### Your goal
Pull every line holding the string "title" from the records below.

[Recorded data]
● ● ● ● ●

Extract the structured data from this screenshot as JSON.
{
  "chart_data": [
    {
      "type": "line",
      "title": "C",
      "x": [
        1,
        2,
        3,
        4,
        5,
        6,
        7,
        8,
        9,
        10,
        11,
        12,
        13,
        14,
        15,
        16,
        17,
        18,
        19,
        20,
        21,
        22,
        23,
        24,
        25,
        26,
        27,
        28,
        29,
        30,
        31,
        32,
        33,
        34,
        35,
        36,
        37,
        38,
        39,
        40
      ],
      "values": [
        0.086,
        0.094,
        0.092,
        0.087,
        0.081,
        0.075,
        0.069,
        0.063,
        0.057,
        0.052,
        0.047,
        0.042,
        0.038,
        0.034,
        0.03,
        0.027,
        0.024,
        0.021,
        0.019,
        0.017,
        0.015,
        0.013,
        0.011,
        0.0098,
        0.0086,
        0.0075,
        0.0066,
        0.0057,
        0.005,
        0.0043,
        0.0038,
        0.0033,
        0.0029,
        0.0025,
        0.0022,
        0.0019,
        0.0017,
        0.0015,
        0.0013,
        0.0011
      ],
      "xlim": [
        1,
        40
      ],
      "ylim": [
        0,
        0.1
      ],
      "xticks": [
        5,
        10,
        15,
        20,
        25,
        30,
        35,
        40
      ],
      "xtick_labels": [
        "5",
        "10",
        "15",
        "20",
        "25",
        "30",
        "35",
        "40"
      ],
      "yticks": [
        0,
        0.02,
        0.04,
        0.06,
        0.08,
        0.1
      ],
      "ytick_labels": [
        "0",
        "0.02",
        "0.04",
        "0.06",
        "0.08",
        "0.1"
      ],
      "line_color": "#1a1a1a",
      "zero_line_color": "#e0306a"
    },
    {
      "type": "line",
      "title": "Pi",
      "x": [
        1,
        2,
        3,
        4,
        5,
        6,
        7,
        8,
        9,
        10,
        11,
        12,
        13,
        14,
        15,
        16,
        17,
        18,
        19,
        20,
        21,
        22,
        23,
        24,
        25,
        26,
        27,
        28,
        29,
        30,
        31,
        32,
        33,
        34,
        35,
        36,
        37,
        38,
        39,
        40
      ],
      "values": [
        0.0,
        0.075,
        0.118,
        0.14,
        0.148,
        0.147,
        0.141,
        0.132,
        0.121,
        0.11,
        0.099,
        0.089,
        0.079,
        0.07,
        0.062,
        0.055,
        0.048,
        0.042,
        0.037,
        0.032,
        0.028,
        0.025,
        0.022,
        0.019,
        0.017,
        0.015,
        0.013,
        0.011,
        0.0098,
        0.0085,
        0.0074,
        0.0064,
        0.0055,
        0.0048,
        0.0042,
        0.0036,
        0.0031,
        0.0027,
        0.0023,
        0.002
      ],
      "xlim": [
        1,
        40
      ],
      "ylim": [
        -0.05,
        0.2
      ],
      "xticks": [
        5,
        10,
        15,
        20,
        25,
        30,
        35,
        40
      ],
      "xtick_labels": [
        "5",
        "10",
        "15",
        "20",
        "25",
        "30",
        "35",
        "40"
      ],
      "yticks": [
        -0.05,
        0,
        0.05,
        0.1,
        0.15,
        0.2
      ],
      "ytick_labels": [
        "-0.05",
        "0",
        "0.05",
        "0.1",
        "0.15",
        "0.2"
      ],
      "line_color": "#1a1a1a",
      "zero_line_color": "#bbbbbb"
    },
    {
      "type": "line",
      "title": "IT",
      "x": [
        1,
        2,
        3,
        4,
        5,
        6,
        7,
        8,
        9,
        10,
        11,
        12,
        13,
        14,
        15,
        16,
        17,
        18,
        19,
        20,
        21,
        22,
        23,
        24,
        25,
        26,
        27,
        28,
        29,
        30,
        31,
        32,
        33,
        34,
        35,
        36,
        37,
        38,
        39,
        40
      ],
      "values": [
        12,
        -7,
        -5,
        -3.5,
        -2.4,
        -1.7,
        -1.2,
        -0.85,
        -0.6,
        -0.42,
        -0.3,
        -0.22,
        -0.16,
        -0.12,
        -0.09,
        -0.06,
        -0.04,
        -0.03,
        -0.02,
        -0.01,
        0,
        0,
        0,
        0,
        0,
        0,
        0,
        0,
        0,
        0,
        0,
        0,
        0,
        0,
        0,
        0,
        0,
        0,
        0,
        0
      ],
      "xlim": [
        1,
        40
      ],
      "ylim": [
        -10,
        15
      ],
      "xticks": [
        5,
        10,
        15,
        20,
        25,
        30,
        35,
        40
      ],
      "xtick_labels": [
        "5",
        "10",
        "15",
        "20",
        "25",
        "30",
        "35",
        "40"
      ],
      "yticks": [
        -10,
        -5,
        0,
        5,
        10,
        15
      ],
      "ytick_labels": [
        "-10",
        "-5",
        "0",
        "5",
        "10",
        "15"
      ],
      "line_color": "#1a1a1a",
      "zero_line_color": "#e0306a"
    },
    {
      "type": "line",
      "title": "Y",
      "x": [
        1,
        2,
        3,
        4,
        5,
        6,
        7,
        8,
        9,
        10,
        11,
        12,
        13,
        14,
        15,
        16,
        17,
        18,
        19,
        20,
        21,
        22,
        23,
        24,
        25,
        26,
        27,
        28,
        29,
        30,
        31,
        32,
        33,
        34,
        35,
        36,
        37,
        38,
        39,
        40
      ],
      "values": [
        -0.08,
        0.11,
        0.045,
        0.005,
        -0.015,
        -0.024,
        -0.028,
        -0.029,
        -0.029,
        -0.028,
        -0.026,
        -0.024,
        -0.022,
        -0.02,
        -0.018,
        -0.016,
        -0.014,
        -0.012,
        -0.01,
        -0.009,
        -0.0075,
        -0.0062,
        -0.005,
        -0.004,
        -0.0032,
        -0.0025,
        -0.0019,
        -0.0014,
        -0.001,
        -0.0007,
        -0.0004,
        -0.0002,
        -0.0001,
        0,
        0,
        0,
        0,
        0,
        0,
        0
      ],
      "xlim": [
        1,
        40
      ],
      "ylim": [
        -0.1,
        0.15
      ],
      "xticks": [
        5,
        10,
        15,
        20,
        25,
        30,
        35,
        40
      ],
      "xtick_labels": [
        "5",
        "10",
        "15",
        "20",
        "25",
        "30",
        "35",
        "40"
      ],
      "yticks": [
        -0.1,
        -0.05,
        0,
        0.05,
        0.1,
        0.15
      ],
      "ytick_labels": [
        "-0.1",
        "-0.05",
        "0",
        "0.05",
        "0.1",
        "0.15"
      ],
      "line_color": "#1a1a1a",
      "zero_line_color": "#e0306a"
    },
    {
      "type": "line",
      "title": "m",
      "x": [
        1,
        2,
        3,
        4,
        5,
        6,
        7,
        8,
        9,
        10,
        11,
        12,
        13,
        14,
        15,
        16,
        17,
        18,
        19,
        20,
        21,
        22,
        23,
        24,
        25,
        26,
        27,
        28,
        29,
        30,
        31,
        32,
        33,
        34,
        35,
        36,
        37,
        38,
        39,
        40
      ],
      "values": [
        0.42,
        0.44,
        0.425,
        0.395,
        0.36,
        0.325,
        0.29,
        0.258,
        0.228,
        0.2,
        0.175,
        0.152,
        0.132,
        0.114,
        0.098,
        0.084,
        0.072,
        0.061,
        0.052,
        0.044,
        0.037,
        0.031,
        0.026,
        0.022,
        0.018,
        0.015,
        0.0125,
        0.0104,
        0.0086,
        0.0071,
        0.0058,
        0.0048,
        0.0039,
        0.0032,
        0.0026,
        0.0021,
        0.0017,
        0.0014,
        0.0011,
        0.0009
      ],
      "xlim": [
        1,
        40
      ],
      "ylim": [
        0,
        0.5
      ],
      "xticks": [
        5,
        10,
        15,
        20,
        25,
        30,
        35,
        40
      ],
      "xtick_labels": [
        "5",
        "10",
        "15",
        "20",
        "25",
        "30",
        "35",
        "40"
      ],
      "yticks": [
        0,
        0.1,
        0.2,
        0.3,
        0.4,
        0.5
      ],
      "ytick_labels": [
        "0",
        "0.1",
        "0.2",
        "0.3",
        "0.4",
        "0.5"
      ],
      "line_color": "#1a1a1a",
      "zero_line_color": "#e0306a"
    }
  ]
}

● ● ● ● ●

### Worked answer
      "title": "C",
      "title": "Pi",
      "title": "IT",
      "title": "Y",
      "title": "m",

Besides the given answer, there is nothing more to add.